§ **Given information**:

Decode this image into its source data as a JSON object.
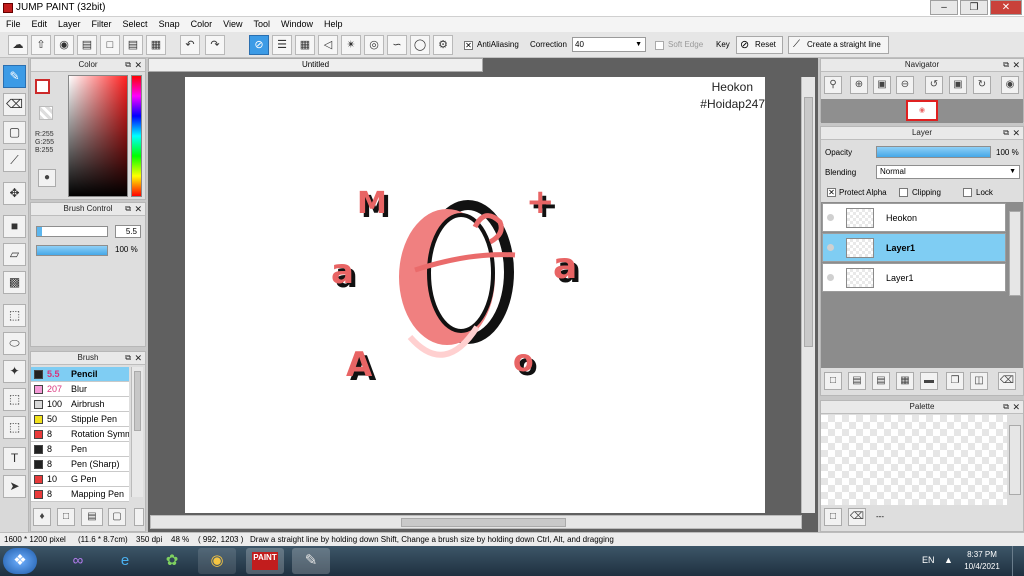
{
  "window": {
    "title": "JUMP PAINT (32bit)"
  },
  "menu": [
    "File",
    "Edit",
    "Layer",
    "Filter",
    "Select",
    "Snap",
    "Color",
    "View",
    "Tool",
    "Window",
    "Help"
  ],
  "toolbar": {
    "antialiasing_label": "AntiAliasing",
    "correction_label": "Correction",
    "correction_value": "40",
    "soft_edge_label": "Soft Edge",
    "key_label": "Key",
    "reset_label": "Reset",
    "straight_line_label": "Create a straight line"
  },
  "color_panel": {
    "title": "Color",
    "r": "R:255",
    "g": "G:255",
    "b": "B:255",
    "colors": {
      "primary": "#cc2a2a",
      "accent": "#3c9be6"
    }
  },
  "brush_control": {
    "title": "Brush Control",
    "size_value": "5.5",
    "opacity_value": "100 %"
  },
  "brush_panel": {
    "title": "Brush",
    "items": [
      {
        "size": "5.5",
        "name": "Pencil",
        "color": "#222222",
        "selected": true
      },
      {
        "size": "207",
        "name": "Blur",
        "color": "#f59ad7",
        "selected": false
      },
      {
        "size": "100",
        "name": "Airbrush",
        "color": "#d9d9d9",
        "selected": false
      },
      {
        "size": "50",
        "name": "Stipple Pen",
        "color": "#f2e11b",
        "selected": false
      },
      {
        "size": "8",
        "name": "Rotation Symm",
        "color": "#e83a3a",
        "selected": false
      },
      {
        "size": "8",
        "name": "Pen",
        "color": "#222222",
        "selected": false
      },
      {
        "size": "8",
        "name": "Pen (Sharp)",
        "color": "#222222",
        "selected": false
      },
      {
        "size": "10",
        "name": "G Pen",
        "color": "#e83a3a",
        "selected": false
      },
      {
        "size": "8",
        "name": "Mapping Pen",
        "color": "#e83a3a",
        "selected": false
      }
    ]
  },
  "document": {
    "tab_title": "Untitled",
    "watermark_line1": "Heokon",
    "watermark_line2": "#Hoidap247"
  },
  "navigator": {
    "title": "Navigator"
  },
  "layer_panel": {
    "title": "Layer",
    "opacity_label": "Opacity",
    "opacity_value": "100 %",
    "blending_label": "Blending",
    "blending_value": "Normal",
    "protect_alpha_label": "Protect Alpha",
    "clipping_label": "Clipping",
    "lock_label": "Lock",
    "layers": [
      {
        "name": "Heokon",
        "selected": false
      },
      {
        "name": "Layer1",
        "selected": true
      },
      {
        "name": "Layer1",
        "selected": false
      }
    ]
  },
  "palette_panel": {
    "title": "Palette",
    "dots": "---"
  },
  "statusbar": {
    "size": "1600 * 1200 pixel",
    "physical": "(11.6 * 8.7cm)",
    "dpi": "350 dpi",
    "zoom": "48 %",
    "coords": "( 992, 1203 )",
    "hint": "Draw a straight line by holding down Shift, Change a brush size by holding down Ctrl, Alt, and dragging"
  },
  "taskbar": {
    "lang": "EN",
    "time": "8:37 PM",
    "date": "10/4/2021"
  }
}
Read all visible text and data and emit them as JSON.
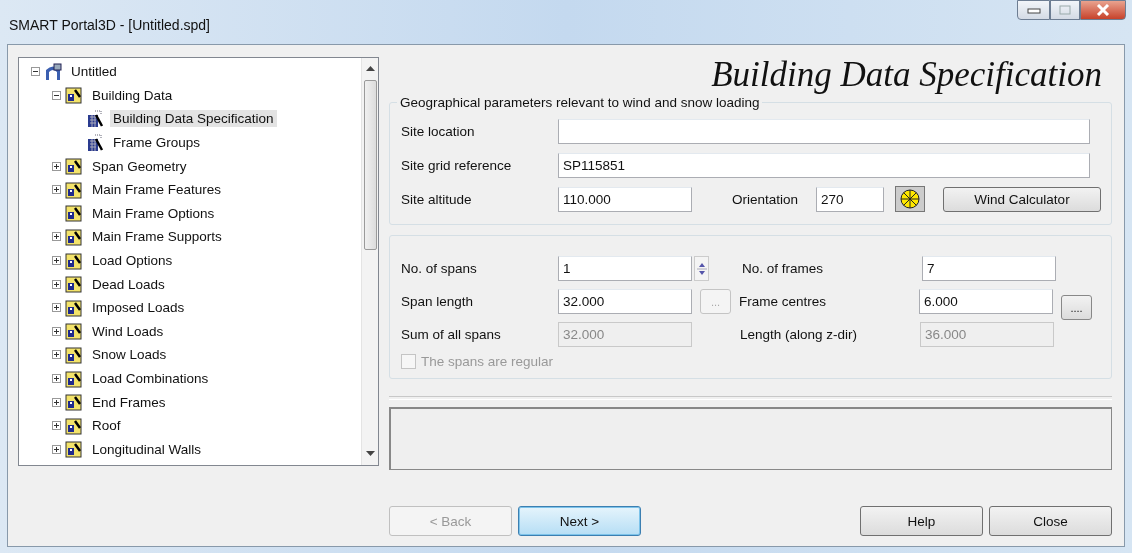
{
  "window": {
    "title": "SMART Portal3D - [Untitled.spd]"
  },
  "tree": [
    {
      "label": "Untitled",
      "kind": "root",
      "has_children": true,
      "expanded": true,
      "selected": false,
      "children": [
        {
          "label": "Building Data",
          "kind": "section",
          "has_children": true,
          "expanded": true,
          "selected": false,
          "children": [
            {
              "label": "Building Data Specification",
              "kind": "page",
              "has_children": false,
              "expanded": false,
              "selected": true
            },
            {
              "label": "Frame Groups",
              "kind": "page",
              "has_children": false,
              "expanded": false,
              "selected": false
            }
          ]
        },
        {
          "label": "Span Geometry",
          "kind": "section",
          "has_children": true,
          "expanded": false,
          "selected": false
        },
        {
          "label": "Main Frame Features",
          "kind": "section",
          "has_children": true,
          "expanded": false,
          "selected": false
        },
        {
          "label": "Main Frame Options",
          "kind": "section",
          "has_children": false,
          "expanded": false,
          "selected": false
        },
        {
          "label": "Main Frame Supports",
          "kind": "section",
          "has_children": true,
          "expanded": false,
          "selected": false
        },
        {
          "label": "Load Options",
          "kind": "section",
          "has_children": true,
          "expanded": false,
          "selected": false
        },
        {
          "label": "Dead Loads",
          "kind": "section",
          "has_children": true,
          "expanded": false,
          "selected": false
        },
        {
          "label": "Imposed Loads",
          "kind": "section",
          "has_children": true,
          "expanded": false,
          "selected": false
        },
        {
          "label": "Wind Loads",
          "kind": "section",
          "has_children": true,
          "expanded": false,
          "selected": false
        },
        {
          "label": "Snow Loads",
          "kind": "section",
          "has_children": true,
          "expanded": false,
          "selected": false
        },
        {
          "label": "Load Combinations",
          "kind": "section",
          "has_children": true,
          "expanded": false,
          "selected": false
        },
        {
          "label": "End Frames",
          "kind": "section",
          "has_children": true,
          "expanded": false,
          "selected": false
        },
        {
          "label": "Roof",
          "kind": "section",
          "has_children": true,
          "expanded": false,
          "selected": false
        },
        {
          "label": "Longitudinal Walls",
          "kind": "section",
          "has_children": true,
          "expanded": false,
          "selected": false
        }
      ]
    }
  ],
  "page_title": "Building Data Specification",
  "geo": {
    "legend": "Geographical parameters relevant to wind and snow loading",
    "site_location": {
      "label": "Site location"
    },
    "grid_reference": {
      "label": "Site grid reference",
      "value": "SP115851"
    },
    "altitude": {
      "label": "Site altitude",
      "value": "110.000"
    },
    "orientation": {
      "label": "Orientation",
      "value": "270"
    },
    "wind_calculator": {
      "label": "Wind Calculator"
    }
  },
  "spans": {
    "no_of_spans": {
      "label": "No. of spans",
      "value": "1"
    },
    "span_length": {
      "label": "Span length",
      "value": "32.000",
      "button_label": "...",
      "button_disabled": true
    },
    "sum_of_spans": {
      "label": "Sum of all spans",
      "value": "32.000",
      "disabled": true
    },
    "no_of_frames": {
      "label": "No. of frames",
      "value": "7"
    },
    "frame_centres": {
      "label": "Frame centres",
      "value": "6.000",
      "button_label": "....",
      "button_disabled": false
    },
    "length": {
      "label": "Length (along z-dir)",
      "value": "36.000",
      "disabled": true
    },
    "regular": {
      "label": "The spans are regular",
      "checked": false,
      "disabled": true
    }
  },
  "buttons": [
    {
      "label": "< Back",
      "disabled": true,
      "default": false
    },
    {
      "label": "Next >",
      "disabled": false,
      "default": true
    },
    {
      "label": "Help",
      "disabled": false,
      "default": false
    },
    {
      "label": "Close",
      "disabled": false,
      "default": false
    }
  ]
}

§ **The problem**:
Copy out all of the data word for word. Do not carry over any picture.

§ **Full output**:
Decode this image into its source data as a JSON object.
{
  "window": {
    "title": "JUMP PAINT (32bit)"
  },
  "menu": [
    "File",
    "Edit",
    "Layer",
    "Filter",
    "Select",
    "Snap",
    "Color",
    "View",
    "Tool",
    "Window",
    "Help"
  ],
  "toolbar": {
    "antialiasing_label": "AntiAliasing",
    "correction_label": "Correction",
    "correction_value": "40",
    "soft_edge_label": "Soft Edge",
    "key_label": "Key",
    "reset_label": "Reset",
    "straight_line_label": "Create a straight line"
  },
  "color_panel": {
    "title": "Color",
    "r": "R:255",
    "g": "G:255",
    "b": "B:255",
    "colors": {
      "primary": "#cc2a2a",
      "accent": "#3c9be6"
    }
  },
  "brush_control": {
    "title": "Brush Control",
    "size_value": "5.5",
    "opacity_value": "100 %"
  },
  "brush_panel": {
    "title": "Brush",
    "items": [
      {
        "size": "5.5",
        "name": "Pencil",
        "color": "#222222",
        "selected": true
      },
      {
        "size": "207",
        "name": "Blur",
        "color": "#f59ad7",
        "selected": false
      },
      {
        "size": "100",
        "name": "Airbrush",
        "color": "#d9d9d9",
        "selected": false
      },
      {
        "size": "50",
        "name": "Stipple Pen",
        "color": "#f2e11b",
        "selected": false
      },
      {
        "size": "8",
        "name": "Rotation Symm",
        "color": "#e83a3a",
        "selected": false
      },
      {
        "size": "8",
        "name": "Pen",
        "color": "#222222",
        "selected": false
      },
      {
        "size": "8",
        "name": "Pen (Sharp)",
        "color": "#222222",
        "selected": false
      },
      {
        "size": "10",
        "name": "G Pen",
        "color": "#e83a3a",
        "selected": false
      },
      {
        "size": "8",
        "name": "Mapping Pen",
        "color": "#e83a3a",
        "selected": false
      }
    ]
  },
  "document": {
    "tab_title": "Untitled",
    "watermark_line1": "Heokon",
    "watermark_line2": "#Hoidap247"
  },
  "navigator": {
    "title": "Navigator"
  },
  "layer_panel": {
    "title": "Layer",
    "opacity_label": "Opacity",
    "opacity_value": "100 %",
    "blending_label": "Blending",
    "blending_value": "Normal",
    "protect_alpha_label": "Protect Alpha",
    "clipping_label": "Clipping",
    "lock_label": "Lock",
    "layers": [
      {
        "name": "Heokon",
        "selected": false
      },
      {
        "name": "Layer1",
        "selected": true
      },
      {
        "name": "Layer1",
        "selected": false
      }
    ]
  },
  "palette_panel": {
    "title": "Palette",
    "dots": "---"
  },
  "statusbar": {
    "size": "1600 * 1200 pixel",
    "physical": "(11.6 * 8.7cm)",
    "dpi": "350 dpi",
    "zoom": "48 %",
    "coords": "( 992, 1203 )",
    "hint": "Draw a straight line by holding down Shift, Change a brush size by holding down Ctrl, Alt, and dragging"
  },
  "taskbar": {
    "lang": "EN",
    "time": "8:37 PM",
    "date": "10/4/2021"
  }
}
Read all visible text and data and emit them as JSON.
{
  "window": {
    "title": "SMART Portal3D - [Untitled.spd]"
  },
  "tree": [
    {
      "label": "Untitled",
      "kind": "root",
      "has_children": true,
      "expanded": true,
      "selected": false,
      "children": [
        {
          "label": "Building Data",
          "kind": "section",
          "has_children": true,
          "expanded": true,
          "selected": false,
          "children": [
            {
              "label": "Building Data Specification",
              "kind": "page",
              "has_children": false,
              "expanded": false,
              "selected": true
            },
            {
              "label": "Frame Groups",
              "kind": "page",
              "has_children": false,
              "expanded": false,
              "selected": false
            }
          ]
        },
        {
          "label": "Span Geometry",
          "kind": "section",
          "has_children": true,
          "expanded": false,
          "selected": false
        },
        {
          "label": "Main Frame Features",
          "kind": "section",
          "has_children": true,
          "expanded": false,
          "selected": false
        },
        {
          "label": "Main Frame Options",
          "kind": "section",
          "has_children": false,
          "expanded": false,
          "selected": false
        },
        {
          "label": "Main Frame Supports",
          "kind": "section",
          "has_children": true,
          "expanded": false,
          "selected": false
        },
        {
          "label": "Load Options",
          "kind": "section",
          "has_children": true,
          "expanded": false,
          "selected": false
        },
        {
          "label": "Dead Loads",
          "kind": "section",
          "has_children": true,
          "expanded": false,
          "selected": false
        },
        {
          "label": "Imposed Loads",
          "kind": "section",
          "has_children": true,
          "expanded": false,
          "selected": false
        },
        {
          "label": "Wind Loads",
          "kind": "section",
          "has_children": true,
          "expanded": false,
          "selected": false
        },
        {
          "label": "Snow Loads",
          "kind": "section",
          "has_children": true,
          "expanded": false,
          "selected": false
        },
        {
          "label": "Load Combinations",
          "kind": "section",
          "has_children": true,
          "expanded": false,
          "selected": false
        },
        {
          "label": "End Frames",
          "kind": "section",
          "has_children": true,
          "expanded": false,
          "selected": false
        },
        {
          "label": "Roof",
          "kind": "section",
          "has_children": true,
          "expanded": false,
          "selected": false
        },
        {
          "label": "Longitudinal Walls",
          "kind": "section",
          "has_children": true,
          "expanded": false,
          "selected": false
        }
      ]
    }
  ],
  "page_title": "Building Data Specification",
  "geo": {
    "legend": "Geographical parameters relevant to wind and snow loading",
    "site_location": {
      "label": "Site location"
    },
    "grid_reference": {
      "label": "Site grid reference",
      "value": "SP115851"
    },
    "altitude": {
      "label": "Site altitude",
      "value": "110.000"
    },
    "orientation": {
      "label": "Orientation",
      "value": "270"
    },
    "wind_calculator": {
      "label": "Wind Calculator"
    }
  },
  "spans": {
    "no_of_spans": {
      "label": "No. of spans",
      "value": "1"
    },
    "span_length": {
      "label": "Span length",
      "value": "32.000",
      "button_label": "...",
      "button_disabled": true
    },
    "sum_of_spans": {
      "label": "Sum of all spans",
      "value": "32.000",
      "disabled": true
    },
    "no_of_frames": {
      "label": "No. of frames",
      "value": "7"
    },
    "frame_centres": {
      "label": "Frame centres",
      "value": "6.000",
      "button_label": "....",
      "button_disabled": false
    },
    "length": {
      "label": "Length (along z-dir)",
      "value": "36.000",
      "disabled": true
    },
    "regular": {
      "label": "The spans are regular",
      "checked": false,
      "disabled": true
    }
  },
  "buttons": [
    {
      "label": "< Back",
      "disabled": true,
      "default": false
    },
    {
      "label": "Next >",
      "disabled": false,
      "default": true
    },
    {
      "label": "Help",
      "disabled": false,
      "default": false
    },
    {
      "label": "Close",
      "disabled": false,
      "default": false
    }
  ]
}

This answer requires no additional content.